+++ Material +++
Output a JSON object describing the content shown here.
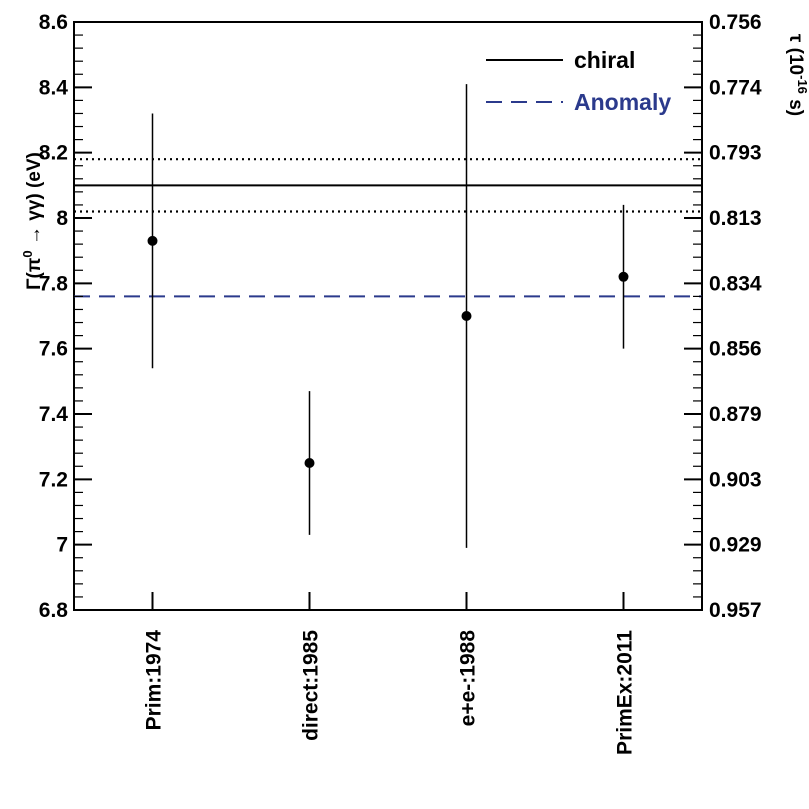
{
  "chart_data": {
    "type": "scatter",
    "categories": [
      "Prim:1974",
      "direct:1985",
      "e+e-:1988",
      "PrimEx:2011"
    ],
    "points": [
      {
        "category": "Prim:1974",
        "y": 7.93,
        "y_low": 7.54,
        "y_high": 8.32
      },
      {
        "category": "direct:1985",
        "y": 7.25,
        "y_low": 7.03,
        "y_high": 7.47
      },
      {
        "category": "e+e-:1988",
        "y": 7.7,
        "y_low": 6.99,
        "y_high": 8.41
      },
      {
        "category": "PrimEx:2011",
        "y": 7.82,
        "y_low": 7.6,
        "y_high": 8.04
      }
    ],
    "ylim": [
      6.8,
      8.6
    ],
    "y_ticks": [
      "6.8",
      "7",
      "7.2",
      "7.4",
      "7.6",
      "7.8",
      "8",
      "8.2",
      "8.4",
      "8.6"
    ],
    "ylabel_left": "Γ(π⁰ → γγ) (eV)",
    "ylabel_left_parts": {
      "pre": "Γ(π",
      "sup": "0",
      "post": " → γγ) (eV)"
    },
    "ylabel_right": "τ (10⁻¹⁶ s)",
    "ylabel_right_parts": {
      "pre": "τ (10",
      "sup": "-16",
      "post": " s)"
    },
    "right_ticks": [
      "0.957",
      "0.929",
      "0.903",
      "0.879",
      "0.856",
      "0.834",
      "0.813",
      "0.793",
      "0.774",
      "0.756"
    ],
    "reference_lines": [
      {
        "name": "chiral",
        "y": 8.1,
        "style": "solid",
        "color": "#000000",
        "legend": true
      },
      {
        "name": "chiral-band-upper",
        "y": 8.18,
        "style": "dotted",
        "color": "#000000",
        "legend": false
      },
      {
        "name": "chiral-band-lower",
        "y": 8.02,
        "style": "dotted",
        "color": "#000000",
        "legend": false
      },
      {
        "name": "Anomaly",
        "y": 7.76,
        "style": "dashed",
        "color": "#2b3a8c",
        "legend": true
      }
    ],
    "legend": [
      {
        "label": "chiral",
        "style": "solid",
        "color": "#000000"
      },
      {
        "label": "Anomaly",
        "style": "dashed",
        "color": "#2b3a8c"
      }
    ],
    "legend_position": "top-right",
    "grid": false
  }
}
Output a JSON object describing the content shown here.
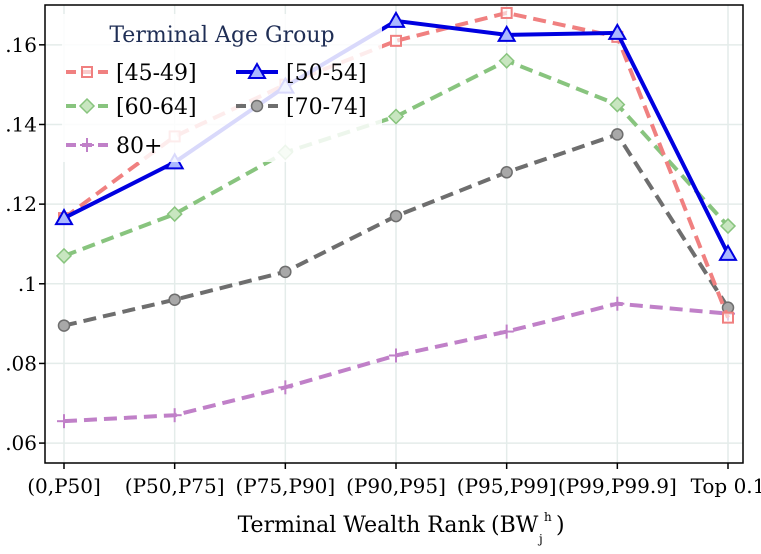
{
  "chart_data": {
    "type": "line",
    "title": "",
    "xlabel": "Terminal Wealth Rank",
    "xlabel_symbol": "(BW",
    "xlabel_superscript": "h",
    "xlabel_subscript": "j",
    "xlabel_close": ")",
    "ylabel": "",
    "ylim": [
      0.055,
      0.17
    ],
    "yticks": [
      ".06",
      ".08",
      ".1",
      ".12",
      ".14",
      ".16"
    ],
    "ytick_values": [
      0.06,
      0.08,
      0.1,
      0.12,
      0.14,
      0.16
    ],
    "categories": [
      "(0,P50]",
      "(P50,P75]",
      "(P75,P90]",
      "(P90,P95]",
      "(P95,P99]",
      "(P99,P99.9]",
      "Top 0.1"
    ],
    "grid": true,
    "legend": {
      "title": "Terminal Age Group",
      "placement": "top-left"
    },
    "series": [
      {
        "name": "[45-49]",
        "values": [
          0.1165,
          0.137,
          0.15,
          0.161,
          0.168,
          0.162,
          0.0915
        ],
        "color": "#f08080",
        "marker": "square",
        "style": "dashed"
      },
      {
        "name": "[50-54]",
        "values": [
          0.1165,
          0.1305,
          0.1495,
          0.166,
          0.1625,
          0.163,
          0.1075
        ],
        "color": "#0000e0",
        "marker": "triangle",
        "style": "solid"
      },
      {
        "name": "[60-64]",
        "values": [
          0.107,
          0.1175,
          0.133,
          0.142,
          0.156,
          0.145,
          0.1145
        ],
        "color": "#88c47e",
        "marker": "diamond",
        "style": "dashed"
      },
      {
        "name": "[70-74]",
        "values": [
          0.0895,
          0.096,
          0.103,
          0.117,
          0.128,
          0.1375,
          0.094
        ],
        "color": "#6e6e6e",
        "marker": "circle",
        "style": "dashed"
      },
      {
        "name": "80+",
        "values": [
          0.0655,
          0.067,
          0.074,
          0.082,
          0.088,
          0.095,
          0.0925
        ],
        "color": "#c080c8",
        "marker": "plus",
        "style": "dashed"
      }
    ]
  }
}
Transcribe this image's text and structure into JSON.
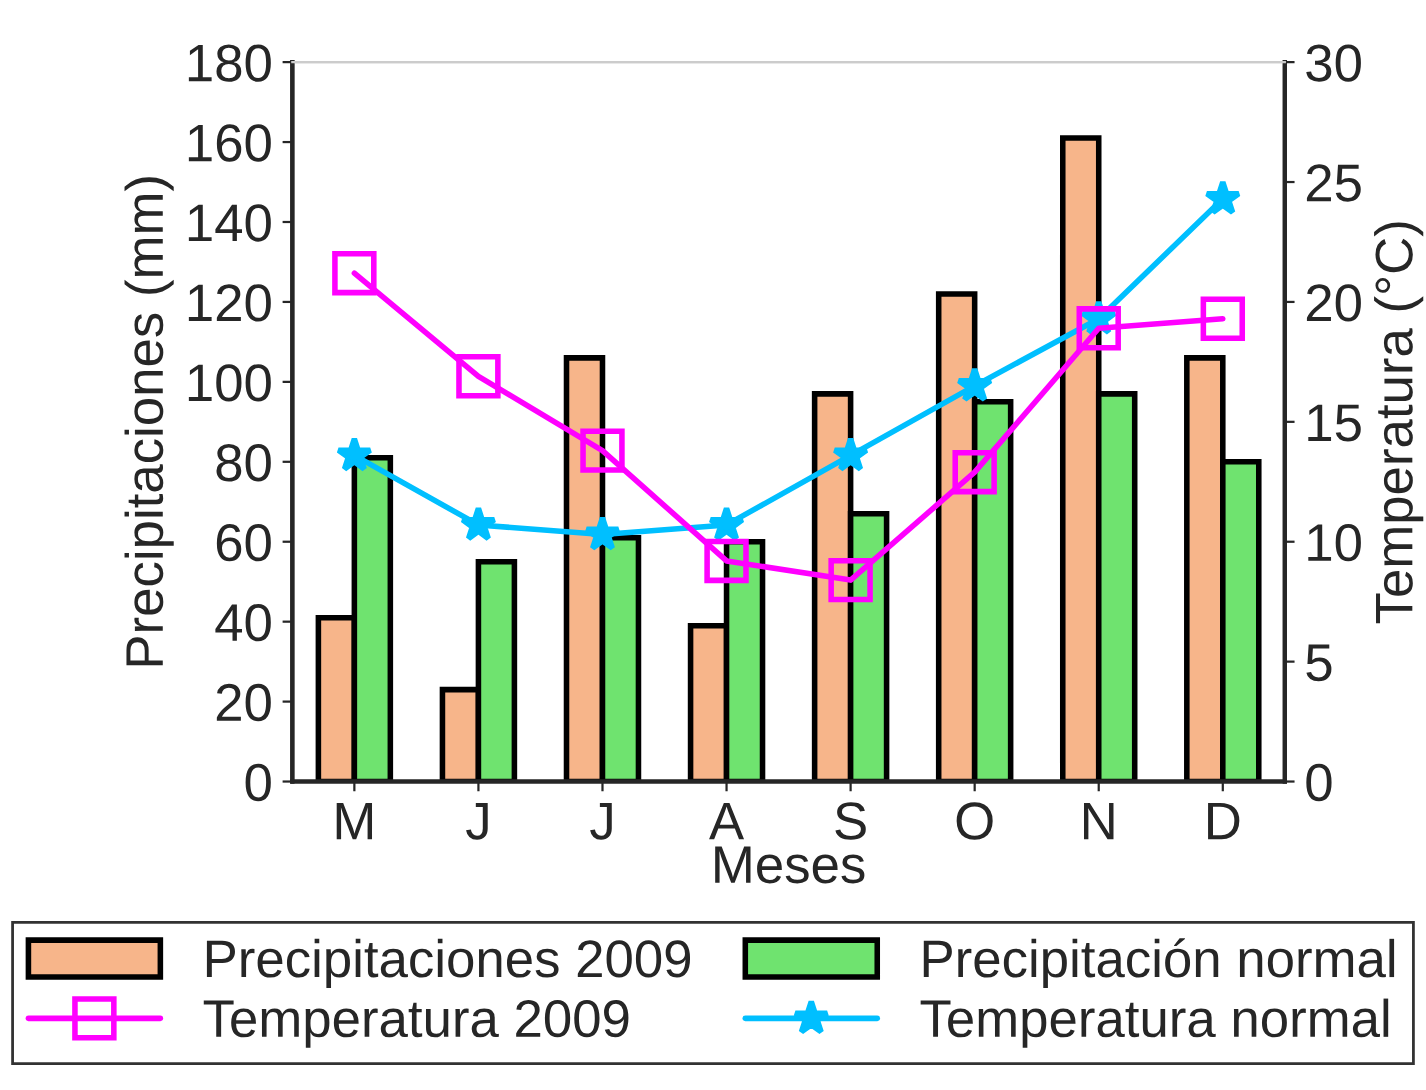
{
  "chart_data": {
    "type": "bar",
    "xlabel": "Meses",
    "ylabel": "Precipitaciones (mm)",
    "y2label": "Temperatura (°C)",
    "categories": [
      "M",
      "J",
      "J",
      "A",
      "S",
      "O",
      "N",
      "D"
    ],
    "series": [
      {
        "name": "Precipitaciones 2009",
        "color": "#f7b58a",
        "values": [
          41,
          23,
          106,
          39,
          97,
          122,
          161,
          106
        ]
      },
      {
        "name": "Precipitación normal",
        "color": "#6fe36f",
        "values": [
          81,
          55,
          61,
          60,
          67,
          95,
          97,
          80
        ]
      },
      {
        "name": "Temperatura 2009",
        "type": "line",
        "axis": "y2",
        "color": "#ff00ff",
        "marker": "square",
        "values": [
          21.2,
          16.9,
          13.8,
          9.2,
          8.4,
          12.9,
          18.9,
          19.3
        ]
      },
      {
        "name": "Temperatura normal",
        "type": "line",
        "axis": "y2",
        "color": "#00bfff",
        "marker": "star",
        "values": [
          13.6,
          10.7,
          10.3,
          10.7,
          13.6,
          16.5,
          19.3,
          24.3
        ]
      }
    ],
    "ylim": [
      0,
      180
    ],
    "yticks": [
      0,
      20,
      40,
      60,
      80,
      100,
      120,
      140,
      160,
      180
    ],
    "y2lim": [
      0,
      30
    ],
    "y2ticks": [
      0,
      5,
      10,
      15,
      20,
      25,
      30
    ],
    "grid": false,
    "legend": "bottom"
  }
}
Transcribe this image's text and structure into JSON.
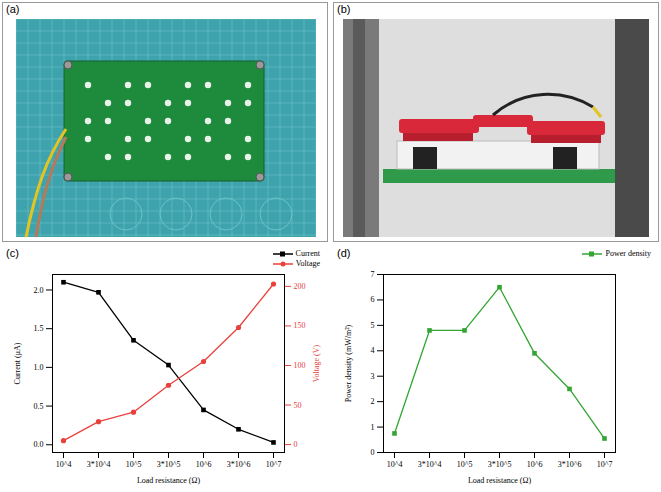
{
  "panels": [
    {
      "letter": "(a)"
    },
    {
      "letter": "(b)"
    }
  ],
  "chart_data": [
    {
      "type": "line",
      "letter": "(c)",
      "x_label": "Load resistance (Ω)",
      "y_label": "Current (μA)",
      "y2_label": "Voltage (V)",
      "categories": [
        "10^4",
        "3*10^4",
        "10^5",
        "3*10^5",
        "10^6",
        "3*10^6",
        "10^7"
      ],
      "series": [
        {
          "name": "Current",
          "color": "#000000",
          "marker": "square",
          "values": [
            2.1,
            1.97,
            1.35,
            1.03,
            0.45,
            0.2,
            0.03
          ]
        },
        {
          "name": "Voltage",
          "color": "#e8413c",
          "marker": "circle",
          "axis": "y2",
          "values": [
            5,
            29,
            41,
            75,
            105,
            148,
            203
          ]
        }
      ],
      "ylim": [
        -0.1,
        2.2
      ],
      "yticks": [
        {
          "value": 0,
          "label": "0.0"
        },
        {
          "value": 0.5,
          "label": "0.5"
        },
        {
          "value": 1,
          "label": "1.0"
        },
        {
          "value": 1.5,
          "label": "1.5"
        },
        {
          "value": 2,
          "label": "2.0"
        }
      ],
      "y2lim": [
        -10,
        215
      ],
      "y2ticks": [
        0,
        50,
        100,
        150,
        200
      ],
      "legend": "top-right"
    },
    {
      "type": "line",
      "letter": "(d)",
      "x_label": "Load resistance (Ω)",
      "y_label": "Power density (mW/m²)",
      "categories": [
        "10^4",
        "3*10^4",
        "10^5",
        "3*10^5",
        "10^6",
        "3*10^6",
        "10^7"
      ],
      "series": [
        {
          "name": "Power density",
          "color": "#33a532",
          "marker": "square",
          "values": [
            0.75,
            4.8,
            4.8,
            6.5,
            3.9,
            2.5,
            0.55
          ]
        }
      ],
      "ylim": [
        0,
        7
      ],
      "yticks": [
        0,
        1,
        2,
        3,
        4,
        5,
        6,
        7
      ],
      "legend": "top-right"
    }
  ]
}
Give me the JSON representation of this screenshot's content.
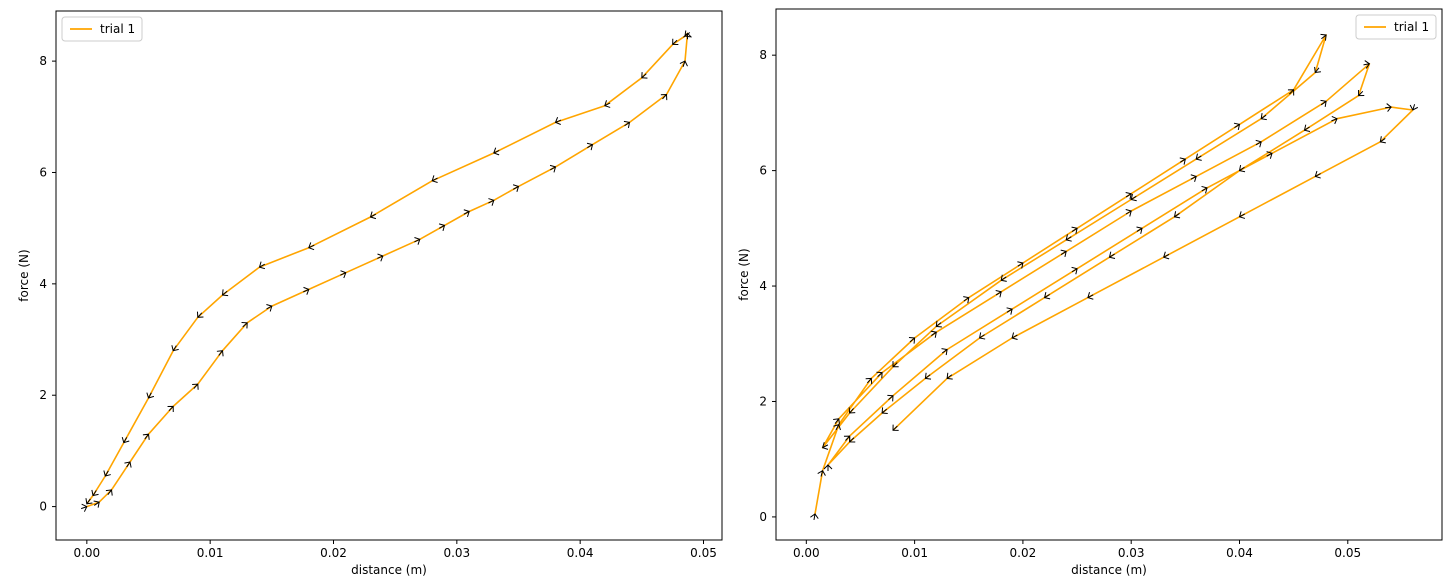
+++
**Aim of the exercise**. From the entries, copy out each line containing the word "marker".

**Answer to this task**.
        "marker": "square",
        "marker": "triangle",
        "marker": "diamond",
        "marker": "circle",
        "marker": "plus",
        "marker": "square",
        "marker": "star",
          "marker": "square",
          "marker": "circle",
          "marker": "square",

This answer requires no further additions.